§ Trecho do documento:
****************************************
A negativa de acordo fez com que a greve nacional entrasse no 5° dia consecutivo; motoristas de aplicativo que também aderiram aos protestos afirmaram que vão continuar com a paralisação e trabalhando com revezamento de turno nos trechos das estradas do Estado.
O presidente da AMU (Associação de Aplicativos de Mobilidade Urbana), Wellington Dias, afirma que desde que foi avisado pelos colegas de trabalho aceitou as reivindicações não apenas da categoria, mas de toda sociedade comum brasileira. Durante entrevista ao Jornal de Domingo, Wellington estava fazendo compras para auxiliar no mantimento dos protestantes.
“Nós não saímos de lá [BR-163, em Campo Grande], estamos acompanhando o andamento e os caminhoneiros nos informaram que a informação que veio do governo não fez acordo, a gente faz o acompanhamento, senão tem acordo a gente continua apoiando. Os motoristas de aplicativo revezaram, junto aos caminhoneiros, nas frentes distribuidoras. Outros caminhoneiros estão vindo para cá também para manter as greves nas distribuidoras. A greve continua e estamos junto com os caminhoneiros fazendo suporte”, disse.
****************************************
§ Registros do conjunto:
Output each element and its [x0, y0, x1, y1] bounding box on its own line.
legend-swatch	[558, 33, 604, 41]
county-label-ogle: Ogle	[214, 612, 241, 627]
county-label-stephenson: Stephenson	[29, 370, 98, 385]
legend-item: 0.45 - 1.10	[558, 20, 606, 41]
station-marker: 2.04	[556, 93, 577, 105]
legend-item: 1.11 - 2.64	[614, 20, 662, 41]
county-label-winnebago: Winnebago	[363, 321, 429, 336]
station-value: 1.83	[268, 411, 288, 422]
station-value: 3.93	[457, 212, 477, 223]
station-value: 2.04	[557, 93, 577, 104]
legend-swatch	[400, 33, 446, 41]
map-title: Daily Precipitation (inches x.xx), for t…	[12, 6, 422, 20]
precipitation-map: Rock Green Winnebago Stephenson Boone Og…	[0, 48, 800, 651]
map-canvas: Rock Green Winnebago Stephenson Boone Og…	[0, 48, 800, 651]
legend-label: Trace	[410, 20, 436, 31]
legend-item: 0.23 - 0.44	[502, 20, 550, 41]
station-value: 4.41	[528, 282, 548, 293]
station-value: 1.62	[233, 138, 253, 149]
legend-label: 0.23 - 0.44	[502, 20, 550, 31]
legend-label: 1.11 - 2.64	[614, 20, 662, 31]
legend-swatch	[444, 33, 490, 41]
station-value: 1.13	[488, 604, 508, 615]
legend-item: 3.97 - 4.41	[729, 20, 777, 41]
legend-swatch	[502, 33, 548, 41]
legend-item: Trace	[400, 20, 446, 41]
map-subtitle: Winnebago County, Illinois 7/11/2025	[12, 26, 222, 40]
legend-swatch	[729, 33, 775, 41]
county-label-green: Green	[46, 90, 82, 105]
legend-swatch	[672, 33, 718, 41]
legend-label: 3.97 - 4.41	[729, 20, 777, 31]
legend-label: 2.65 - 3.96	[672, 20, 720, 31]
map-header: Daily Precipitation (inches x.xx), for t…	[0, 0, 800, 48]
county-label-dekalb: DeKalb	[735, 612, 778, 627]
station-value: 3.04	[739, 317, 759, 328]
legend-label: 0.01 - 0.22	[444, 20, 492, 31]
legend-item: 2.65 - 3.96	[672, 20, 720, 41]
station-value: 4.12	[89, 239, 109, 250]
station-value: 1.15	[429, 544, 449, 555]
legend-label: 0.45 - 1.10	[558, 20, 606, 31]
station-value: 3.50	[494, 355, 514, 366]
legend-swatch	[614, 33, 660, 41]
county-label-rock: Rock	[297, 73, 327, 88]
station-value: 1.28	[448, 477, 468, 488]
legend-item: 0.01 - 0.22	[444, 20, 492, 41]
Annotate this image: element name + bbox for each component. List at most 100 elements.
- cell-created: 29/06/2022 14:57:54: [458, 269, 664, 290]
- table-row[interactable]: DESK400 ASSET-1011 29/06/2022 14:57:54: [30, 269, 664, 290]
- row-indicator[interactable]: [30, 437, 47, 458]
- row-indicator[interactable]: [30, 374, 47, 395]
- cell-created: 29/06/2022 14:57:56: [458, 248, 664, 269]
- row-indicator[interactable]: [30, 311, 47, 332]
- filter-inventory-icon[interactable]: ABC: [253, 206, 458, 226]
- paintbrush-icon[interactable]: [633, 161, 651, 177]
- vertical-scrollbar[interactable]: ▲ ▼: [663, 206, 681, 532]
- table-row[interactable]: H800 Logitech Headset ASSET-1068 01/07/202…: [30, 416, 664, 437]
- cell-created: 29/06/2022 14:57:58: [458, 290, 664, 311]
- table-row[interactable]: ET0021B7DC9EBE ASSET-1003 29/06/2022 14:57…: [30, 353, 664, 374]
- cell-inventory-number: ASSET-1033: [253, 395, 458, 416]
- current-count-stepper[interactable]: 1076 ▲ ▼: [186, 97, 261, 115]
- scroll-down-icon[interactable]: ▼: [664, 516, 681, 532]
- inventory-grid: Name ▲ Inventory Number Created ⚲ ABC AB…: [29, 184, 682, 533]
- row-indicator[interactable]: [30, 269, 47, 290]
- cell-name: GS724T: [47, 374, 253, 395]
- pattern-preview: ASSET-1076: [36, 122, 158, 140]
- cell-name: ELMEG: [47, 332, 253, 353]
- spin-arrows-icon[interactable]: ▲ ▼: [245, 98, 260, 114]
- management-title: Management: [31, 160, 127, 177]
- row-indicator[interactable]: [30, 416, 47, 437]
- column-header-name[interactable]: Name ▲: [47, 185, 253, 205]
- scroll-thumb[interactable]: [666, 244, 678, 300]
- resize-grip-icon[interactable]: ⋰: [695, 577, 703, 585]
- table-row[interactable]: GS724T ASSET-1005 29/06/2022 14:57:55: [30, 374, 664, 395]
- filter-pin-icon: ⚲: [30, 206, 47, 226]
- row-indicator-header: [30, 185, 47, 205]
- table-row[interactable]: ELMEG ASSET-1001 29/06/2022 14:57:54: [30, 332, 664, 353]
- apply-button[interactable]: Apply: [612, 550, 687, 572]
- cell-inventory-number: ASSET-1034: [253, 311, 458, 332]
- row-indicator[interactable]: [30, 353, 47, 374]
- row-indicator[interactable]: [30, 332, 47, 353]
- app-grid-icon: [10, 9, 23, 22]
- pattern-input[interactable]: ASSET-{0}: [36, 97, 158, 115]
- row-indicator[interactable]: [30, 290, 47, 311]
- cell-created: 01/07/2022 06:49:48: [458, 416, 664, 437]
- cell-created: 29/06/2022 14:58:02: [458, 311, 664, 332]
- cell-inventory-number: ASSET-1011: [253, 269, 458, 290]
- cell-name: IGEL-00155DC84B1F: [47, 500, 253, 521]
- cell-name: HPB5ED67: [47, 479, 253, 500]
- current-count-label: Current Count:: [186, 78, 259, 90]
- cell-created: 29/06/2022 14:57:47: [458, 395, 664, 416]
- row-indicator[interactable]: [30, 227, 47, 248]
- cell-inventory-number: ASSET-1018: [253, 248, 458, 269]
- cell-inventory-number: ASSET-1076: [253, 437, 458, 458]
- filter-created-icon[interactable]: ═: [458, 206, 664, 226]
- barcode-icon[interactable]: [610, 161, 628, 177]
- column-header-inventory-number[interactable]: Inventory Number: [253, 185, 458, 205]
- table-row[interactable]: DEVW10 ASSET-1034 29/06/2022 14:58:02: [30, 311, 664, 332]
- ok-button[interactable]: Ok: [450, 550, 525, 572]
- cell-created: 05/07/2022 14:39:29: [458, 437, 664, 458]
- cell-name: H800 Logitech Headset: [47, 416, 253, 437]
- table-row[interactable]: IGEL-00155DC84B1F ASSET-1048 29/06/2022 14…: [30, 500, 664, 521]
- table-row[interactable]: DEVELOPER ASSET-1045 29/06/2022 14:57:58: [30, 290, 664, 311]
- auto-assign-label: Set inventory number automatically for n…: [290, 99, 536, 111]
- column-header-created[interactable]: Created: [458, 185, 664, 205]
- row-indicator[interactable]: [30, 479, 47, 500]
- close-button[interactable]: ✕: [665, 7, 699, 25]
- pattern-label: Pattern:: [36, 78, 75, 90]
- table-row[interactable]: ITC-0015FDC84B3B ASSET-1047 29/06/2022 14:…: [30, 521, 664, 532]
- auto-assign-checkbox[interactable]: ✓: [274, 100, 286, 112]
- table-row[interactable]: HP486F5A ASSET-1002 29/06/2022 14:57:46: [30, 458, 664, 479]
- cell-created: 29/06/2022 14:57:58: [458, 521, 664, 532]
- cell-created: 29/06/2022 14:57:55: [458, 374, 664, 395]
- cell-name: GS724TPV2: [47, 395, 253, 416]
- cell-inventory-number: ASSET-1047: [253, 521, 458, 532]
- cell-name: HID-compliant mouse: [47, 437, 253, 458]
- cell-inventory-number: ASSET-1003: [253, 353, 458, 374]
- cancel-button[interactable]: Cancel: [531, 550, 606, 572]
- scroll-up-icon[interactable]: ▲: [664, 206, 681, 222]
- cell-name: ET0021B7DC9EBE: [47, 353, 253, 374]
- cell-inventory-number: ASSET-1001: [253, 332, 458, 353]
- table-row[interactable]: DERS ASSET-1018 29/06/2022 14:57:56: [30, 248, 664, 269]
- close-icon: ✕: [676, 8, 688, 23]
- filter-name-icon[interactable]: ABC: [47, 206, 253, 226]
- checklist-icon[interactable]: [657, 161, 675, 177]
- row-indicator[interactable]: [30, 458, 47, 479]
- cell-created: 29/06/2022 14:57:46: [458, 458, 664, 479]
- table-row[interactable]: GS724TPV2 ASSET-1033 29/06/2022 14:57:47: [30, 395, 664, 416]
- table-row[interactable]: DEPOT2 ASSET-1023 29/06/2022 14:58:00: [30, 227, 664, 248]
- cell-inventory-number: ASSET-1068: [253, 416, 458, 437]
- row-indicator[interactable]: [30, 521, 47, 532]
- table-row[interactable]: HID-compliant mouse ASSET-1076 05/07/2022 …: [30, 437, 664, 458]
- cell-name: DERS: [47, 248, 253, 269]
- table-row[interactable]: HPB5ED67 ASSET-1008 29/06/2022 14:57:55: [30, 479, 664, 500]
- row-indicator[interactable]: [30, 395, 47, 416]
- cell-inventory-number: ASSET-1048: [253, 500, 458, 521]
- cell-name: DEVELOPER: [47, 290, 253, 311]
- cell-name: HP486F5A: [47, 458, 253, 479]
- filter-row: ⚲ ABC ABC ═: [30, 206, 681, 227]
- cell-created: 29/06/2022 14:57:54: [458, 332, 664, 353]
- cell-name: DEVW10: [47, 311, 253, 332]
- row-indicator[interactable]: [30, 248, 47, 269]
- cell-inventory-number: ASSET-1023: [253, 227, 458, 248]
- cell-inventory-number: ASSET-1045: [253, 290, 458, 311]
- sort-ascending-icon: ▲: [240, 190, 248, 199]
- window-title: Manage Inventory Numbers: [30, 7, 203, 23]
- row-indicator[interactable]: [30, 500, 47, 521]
****************************************
§ Instruções da tarefa: Reproduza na íntegra, sem nenhuma alteração, o texto sobre a greve que aparece acima.

§ Solução do problema:
A negativa de acordo fez com que a greve nacional entrasse no 5° dia consecutivo; motoristas de aplicativo que também aderiram aos protestos afirmaram que vão continuar com a paralisação e trabalhando com revezamento de turno nos trechos das estradas do Estado.
O presidente da AMU (Associação de Aplicativos de Mobilidade Urbana), Wellington Dias, afirma que desde que foi avisado pelos colegas de trabalho aceitou as reivindicações não apenas da categoria, mas de toda sociedade comum brasileira. Durante entrevista ao Jornal de Domingo, Wellington estava fazendo compras para auxiliar no mantimento dos protestantes.
“Nós não saímos de lá [BR-163, em Campo Grande], estamos acompanhando o andamento e os caminhoneiros nos informaram que a informação que veio do governo não fez acordo, a gente faz o acompanhamento, senão tem acordo a gente continua apoiando. Os motoristas de aplicativo revezaram, junto aos caminhoneiros, nas frentes distribuidoras. Outros caminhoneiros estão vindo para cá também para manter as greves nas distribuidoras. A greve continua e estamos junto com os caminhoneiros fazendo suporte”, disse.